Defense of the Republic of China

Paul Wolfowitz had a thought on that last Tuesday. His opening paragraph laid out his thesis.

Beijing has been making a show of hostility toward Taiwan. Last week China released footage of “real combat” it conducted last month in Taiwanese airspace. A Chinese invasion would present the greatest threat to global peace in a generation. The US would confront an agonizing dilemma: risk an armed clash between two nuclear superpowers or abandon a free people to communist tyranny. But there’s an alternative—deter the threat by committing to oppose it, by force if necessary.

I’d be a bit more blunt.

It would be good to remind the PRC of who has vastly more nuclear warheads than the other, who has the better cyberwar capability, and how little the US depends on river dams—or a single dam—for its food supply.

| Data shown |
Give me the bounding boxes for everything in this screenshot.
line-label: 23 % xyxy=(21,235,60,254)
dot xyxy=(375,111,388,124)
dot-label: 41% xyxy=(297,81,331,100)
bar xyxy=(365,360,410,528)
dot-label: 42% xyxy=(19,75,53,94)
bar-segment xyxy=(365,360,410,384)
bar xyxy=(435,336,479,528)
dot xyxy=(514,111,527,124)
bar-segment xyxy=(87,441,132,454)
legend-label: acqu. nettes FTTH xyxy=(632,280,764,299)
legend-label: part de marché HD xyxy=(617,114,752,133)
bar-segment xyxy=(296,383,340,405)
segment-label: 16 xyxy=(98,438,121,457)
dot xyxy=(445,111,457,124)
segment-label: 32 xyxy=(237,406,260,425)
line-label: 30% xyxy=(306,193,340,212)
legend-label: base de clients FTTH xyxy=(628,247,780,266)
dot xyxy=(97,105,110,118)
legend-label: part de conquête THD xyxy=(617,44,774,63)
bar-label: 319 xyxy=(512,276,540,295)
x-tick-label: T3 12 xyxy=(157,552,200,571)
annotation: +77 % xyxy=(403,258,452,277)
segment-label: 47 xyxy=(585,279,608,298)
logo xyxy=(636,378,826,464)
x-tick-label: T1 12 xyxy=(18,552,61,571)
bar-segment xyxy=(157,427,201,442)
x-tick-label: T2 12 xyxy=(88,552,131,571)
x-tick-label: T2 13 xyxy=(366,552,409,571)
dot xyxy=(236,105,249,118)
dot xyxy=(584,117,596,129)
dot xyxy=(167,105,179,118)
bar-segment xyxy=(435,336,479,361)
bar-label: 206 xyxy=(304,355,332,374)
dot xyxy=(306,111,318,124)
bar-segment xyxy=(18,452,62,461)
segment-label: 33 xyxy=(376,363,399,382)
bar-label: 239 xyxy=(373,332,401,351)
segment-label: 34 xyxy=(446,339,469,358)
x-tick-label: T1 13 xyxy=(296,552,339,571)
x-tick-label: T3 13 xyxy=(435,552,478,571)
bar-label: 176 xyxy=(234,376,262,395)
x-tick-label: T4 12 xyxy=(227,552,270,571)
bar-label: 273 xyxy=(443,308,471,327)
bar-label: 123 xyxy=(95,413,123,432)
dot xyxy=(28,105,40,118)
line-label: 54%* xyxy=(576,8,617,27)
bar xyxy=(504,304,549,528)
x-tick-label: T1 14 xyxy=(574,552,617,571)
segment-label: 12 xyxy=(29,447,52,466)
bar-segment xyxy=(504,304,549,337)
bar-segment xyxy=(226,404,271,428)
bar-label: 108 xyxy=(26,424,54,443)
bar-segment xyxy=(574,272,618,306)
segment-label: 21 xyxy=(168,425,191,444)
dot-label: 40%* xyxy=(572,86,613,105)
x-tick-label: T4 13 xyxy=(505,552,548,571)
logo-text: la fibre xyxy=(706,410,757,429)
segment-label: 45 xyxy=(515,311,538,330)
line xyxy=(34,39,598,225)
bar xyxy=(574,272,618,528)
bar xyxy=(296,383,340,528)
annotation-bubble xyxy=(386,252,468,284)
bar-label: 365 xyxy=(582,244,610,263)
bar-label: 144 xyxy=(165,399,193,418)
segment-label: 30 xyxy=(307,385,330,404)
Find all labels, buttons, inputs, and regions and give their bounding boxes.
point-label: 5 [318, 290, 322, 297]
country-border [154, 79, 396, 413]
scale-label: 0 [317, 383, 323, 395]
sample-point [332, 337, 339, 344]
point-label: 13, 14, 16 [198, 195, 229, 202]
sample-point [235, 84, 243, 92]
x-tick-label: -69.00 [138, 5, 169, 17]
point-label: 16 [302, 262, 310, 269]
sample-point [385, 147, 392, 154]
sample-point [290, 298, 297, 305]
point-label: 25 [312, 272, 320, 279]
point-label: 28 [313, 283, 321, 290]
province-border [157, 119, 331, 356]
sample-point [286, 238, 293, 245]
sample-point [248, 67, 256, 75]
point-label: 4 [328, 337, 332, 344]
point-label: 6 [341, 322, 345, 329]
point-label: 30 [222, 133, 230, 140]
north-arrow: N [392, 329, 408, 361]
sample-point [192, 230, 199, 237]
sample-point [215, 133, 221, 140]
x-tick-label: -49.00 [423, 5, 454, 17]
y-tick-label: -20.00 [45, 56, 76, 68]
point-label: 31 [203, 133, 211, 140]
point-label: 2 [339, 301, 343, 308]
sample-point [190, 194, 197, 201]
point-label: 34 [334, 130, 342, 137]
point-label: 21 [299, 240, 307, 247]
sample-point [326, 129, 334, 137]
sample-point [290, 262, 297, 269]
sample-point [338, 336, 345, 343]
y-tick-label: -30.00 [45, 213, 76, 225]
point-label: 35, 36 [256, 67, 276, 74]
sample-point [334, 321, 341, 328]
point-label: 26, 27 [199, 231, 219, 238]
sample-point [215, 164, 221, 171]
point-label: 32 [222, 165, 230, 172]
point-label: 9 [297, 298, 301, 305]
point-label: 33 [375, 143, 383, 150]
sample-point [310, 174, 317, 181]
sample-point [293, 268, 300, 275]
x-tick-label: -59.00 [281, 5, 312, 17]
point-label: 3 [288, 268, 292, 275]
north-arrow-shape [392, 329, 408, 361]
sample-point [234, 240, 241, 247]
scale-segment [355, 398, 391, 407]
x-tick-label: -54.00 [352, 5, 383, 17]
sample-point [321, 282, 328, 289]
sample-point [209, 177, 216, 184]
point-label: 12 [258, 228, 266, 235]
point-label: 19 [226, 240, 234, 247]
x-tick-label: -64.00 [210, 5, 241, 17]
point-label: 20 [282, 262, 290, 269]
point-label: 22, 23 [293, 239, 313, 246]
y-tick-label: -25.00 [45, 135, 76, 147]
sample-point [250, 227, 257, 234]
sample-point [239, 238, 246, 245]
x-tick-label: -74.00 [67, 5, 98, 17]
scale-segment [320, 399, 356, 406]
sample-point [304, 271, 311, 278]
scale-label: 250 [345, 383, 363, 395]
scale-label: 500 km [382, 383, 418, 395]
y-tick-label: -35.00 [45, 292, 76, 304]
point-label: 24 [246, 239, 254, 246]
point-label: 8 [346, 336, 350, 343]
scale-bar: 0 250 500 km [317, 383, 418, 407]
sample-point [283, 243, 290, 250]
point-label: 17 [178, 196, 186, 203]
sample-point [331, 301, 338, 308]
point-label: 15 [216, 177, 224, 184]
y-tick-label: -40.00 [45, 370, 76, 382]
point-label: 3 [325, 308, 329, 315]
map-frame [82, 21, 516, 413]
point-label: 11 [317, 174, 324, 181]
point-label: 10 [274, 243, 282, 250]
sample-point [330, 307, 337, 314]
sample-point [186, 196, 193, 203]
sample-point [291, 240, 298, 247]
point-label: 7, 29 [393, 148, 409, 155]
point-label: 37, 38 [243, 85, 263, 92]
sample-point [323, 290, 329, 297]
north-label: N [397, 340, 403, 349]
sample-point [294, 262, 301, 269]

| Required work |
1 – Output the stretch of the passage on the defense of the Republic of China from "Defense of the" through "its food supply.", copied word for word.
2 – Using the passage on the defense of the Republic of China, answer these:
(a) On what day did Paul Wolfowitz have a thought on the matter?
(b) What did China release last week?
(c) According to the writer, on what does the US depend very little for its food supply?

| Responses in order |
1 –
Defense of the Republic of China

Paul Wolfowitz had a thought on that last Tuesday. His opening paragraph laid out his thesis.

Beijing has been making a show of hostility toward Taiwan. Last week China released footage of “real combat” it conducted last month in Taiwanese airspace. A Chinese invasion would present the greatest threat to global peace in a generation. The US would confront an agonizing dilemma: risk an armed clash between two nuclear superpowers or abandon a free people to communist tyranny. But there’s an alternative—deter the threat by committing to oppose it, by force if necessary.

I’d be a bit more blunt.

It would be good to remind the PRC of who has vastly more nuclear warheads than the other, who has the better cyberwar capability, and how little the US depends on river dams—or a single dam—for its food supply.

2 –
(a) Last Tuesday.
(b) Footage of "real combat" it conducted last month in Taiwanese airspace.
(c) River dams, or a single dam.